# What needs to be done
Pull out every line from the listing that has the word "name".

# Dataset rows
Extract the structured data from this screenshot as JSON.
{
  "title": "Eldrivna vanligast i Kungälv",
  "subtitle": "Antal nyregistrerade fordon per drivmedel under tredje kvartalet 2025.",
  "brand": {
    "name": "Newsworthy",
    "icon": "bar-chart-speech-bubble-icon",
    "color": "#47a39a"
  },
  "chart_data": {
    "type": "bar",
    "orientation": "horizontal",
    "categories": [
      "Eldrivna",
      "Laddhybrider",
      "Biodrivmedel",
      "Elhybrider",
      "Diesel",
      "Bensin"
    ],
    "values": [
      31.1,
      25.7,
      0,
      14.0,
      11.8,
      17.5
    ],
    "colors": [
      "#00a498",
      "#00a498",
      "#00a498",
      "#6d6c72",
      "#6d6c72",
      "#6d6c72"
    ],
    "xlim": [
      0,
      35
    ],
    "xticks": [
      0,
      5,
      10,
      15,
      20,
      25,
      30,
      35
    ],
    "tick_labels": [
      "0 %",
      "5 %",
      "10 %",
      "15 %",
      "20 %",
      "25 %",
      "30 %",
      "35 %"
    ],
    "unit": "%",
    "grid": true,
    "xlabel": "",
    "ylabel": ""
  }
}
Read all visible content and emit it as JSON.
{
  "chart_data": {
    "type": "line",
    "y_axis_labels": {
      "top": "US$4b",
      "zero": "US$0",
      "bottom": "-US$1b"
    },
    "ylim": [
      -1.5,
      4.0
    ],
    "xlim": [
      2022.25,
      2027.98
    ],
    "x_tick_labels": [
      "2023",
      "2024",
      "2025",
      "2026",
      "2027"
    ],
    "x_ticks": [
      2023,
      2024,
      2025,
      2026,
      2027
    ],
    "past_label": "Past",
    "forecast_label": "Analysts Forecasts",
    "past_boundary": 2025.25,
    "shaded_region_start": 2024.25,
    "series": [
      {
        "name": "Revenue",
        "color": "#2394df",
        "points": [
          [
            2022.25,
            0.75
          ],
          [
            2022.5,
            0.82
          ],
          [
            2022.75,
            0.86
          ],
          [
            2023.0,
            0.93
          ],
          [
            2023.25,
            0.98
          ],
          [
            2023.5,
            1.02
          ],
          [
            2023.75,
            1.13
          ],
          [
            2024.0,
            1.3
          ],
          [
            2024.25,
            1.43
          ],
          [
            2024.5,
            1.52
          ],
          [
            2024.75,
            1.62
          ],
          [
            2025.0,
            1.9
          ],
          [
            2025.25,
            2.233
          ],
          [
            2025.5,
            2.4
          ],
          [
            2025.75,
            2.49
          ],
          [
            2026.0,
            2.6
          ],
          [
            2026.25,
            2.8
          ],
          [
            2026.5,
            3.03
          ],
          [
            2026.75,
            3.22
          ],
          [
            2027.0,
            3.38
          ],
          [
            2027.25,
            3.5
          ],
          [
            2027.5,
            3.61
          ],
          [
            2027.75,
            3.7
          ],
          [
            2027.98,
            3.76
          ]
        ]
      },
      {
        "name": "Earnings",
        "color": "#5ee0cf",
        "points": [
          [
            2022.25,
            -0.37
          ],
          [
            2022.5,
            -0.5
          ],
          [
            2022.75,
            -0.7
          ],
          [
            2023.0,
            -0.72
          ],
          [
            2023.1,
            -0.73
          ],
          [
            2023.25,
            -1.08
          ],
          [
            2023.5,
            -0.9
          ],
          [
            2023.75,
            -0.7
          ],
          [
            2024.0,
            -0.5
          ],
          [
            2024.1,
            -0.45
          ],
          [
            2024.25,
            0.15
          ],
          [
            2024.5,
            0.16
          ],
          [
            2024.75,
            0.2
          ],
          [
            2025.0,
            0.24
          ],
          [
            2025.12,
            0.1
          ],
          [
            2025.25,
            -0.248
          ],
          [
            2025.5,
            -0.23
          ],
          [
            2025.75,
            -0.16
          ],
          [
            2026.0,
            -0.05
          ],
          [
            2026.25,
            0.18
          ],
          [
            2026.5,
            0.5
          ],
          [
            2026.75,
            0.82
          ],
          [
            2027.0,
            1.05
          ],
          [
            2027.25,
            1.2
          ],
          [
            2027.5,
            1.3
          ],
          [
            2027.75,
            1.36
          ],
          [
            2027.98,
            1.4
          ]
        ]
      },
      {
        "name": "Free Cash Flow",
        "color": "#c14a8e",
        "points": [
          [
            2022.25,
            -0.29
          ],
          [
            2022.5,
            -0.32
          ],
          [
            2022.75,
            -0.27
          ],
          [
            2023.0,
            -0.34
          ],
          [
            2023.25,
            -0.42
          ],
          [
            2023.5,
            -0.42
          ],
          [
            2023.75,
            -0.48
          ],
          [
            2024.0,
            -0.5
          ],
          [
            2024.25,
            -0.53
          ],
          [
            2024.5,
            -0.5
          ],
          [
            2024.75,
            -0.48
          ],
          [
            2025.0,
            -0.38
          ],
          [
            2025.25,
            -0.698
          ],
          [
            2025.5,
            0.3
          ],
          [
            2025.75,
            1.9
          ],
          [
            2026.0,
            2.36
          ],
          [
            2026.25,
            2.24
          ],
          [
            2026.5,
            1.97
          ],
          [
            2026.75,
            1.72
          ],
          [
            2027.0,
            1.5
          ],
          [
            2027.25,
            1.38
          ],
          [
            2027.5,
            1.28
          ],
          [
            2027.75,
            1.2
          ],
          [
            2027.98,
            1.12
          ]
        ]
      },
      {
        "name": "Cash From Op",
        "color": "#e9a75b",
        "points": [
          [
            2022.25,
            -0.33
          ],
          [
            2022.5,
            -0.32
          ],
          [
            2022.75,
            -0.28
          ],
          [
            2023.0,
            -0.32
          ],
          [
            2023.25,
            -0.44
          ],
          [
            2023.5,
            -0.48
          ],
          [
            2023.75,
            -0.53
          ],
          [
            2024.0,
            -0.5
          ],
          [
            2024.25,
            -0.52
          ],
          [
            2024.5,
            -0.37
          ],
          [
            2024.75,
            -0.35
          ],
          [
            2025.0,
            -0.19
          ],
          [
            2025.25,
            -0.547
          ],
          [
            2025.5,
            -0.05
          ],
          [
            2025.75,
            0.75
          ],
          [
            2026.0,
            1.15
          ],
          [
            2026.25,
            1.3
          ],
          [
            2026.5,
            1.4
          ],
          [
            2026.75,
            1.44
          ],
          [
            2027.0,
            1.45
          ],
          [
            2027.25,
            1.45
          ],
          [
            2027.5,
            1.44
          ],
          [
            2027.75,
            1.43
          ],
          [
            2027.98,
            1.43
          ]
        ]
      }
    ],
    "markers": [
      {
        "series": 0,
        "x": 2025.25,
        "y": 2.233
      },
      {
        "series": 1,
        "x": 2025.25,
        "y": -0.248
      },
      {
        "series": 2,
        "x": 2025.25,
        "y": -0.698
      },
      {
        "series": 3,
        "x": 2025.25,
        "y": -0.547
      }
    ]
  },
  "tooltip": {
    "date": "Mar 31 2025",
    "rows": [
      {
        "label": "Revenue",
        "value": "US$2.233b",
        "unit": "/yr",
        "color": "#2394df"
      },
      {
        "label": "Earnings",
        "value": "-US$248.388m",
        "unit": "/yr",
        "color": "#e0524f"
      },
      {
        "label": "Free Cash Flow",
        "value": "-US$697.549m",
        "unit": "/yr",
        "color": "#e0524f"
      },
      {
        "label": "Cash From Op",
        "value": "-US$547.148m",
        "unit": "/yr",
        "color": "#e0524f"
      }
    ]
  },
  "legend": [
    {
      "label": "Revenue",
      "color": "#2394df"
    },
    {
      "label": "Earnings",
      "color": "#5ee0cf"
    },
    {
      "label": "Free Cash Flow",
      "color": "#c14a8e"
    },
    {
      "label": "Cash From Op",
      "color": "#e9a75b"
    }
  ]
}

# Answer to this exercise
    "name": "Newsworthy",
        "name": "Revenue",
        "name": "Earnings",
        "name": "Free Cash Flow",
        "name": "Cash From Op",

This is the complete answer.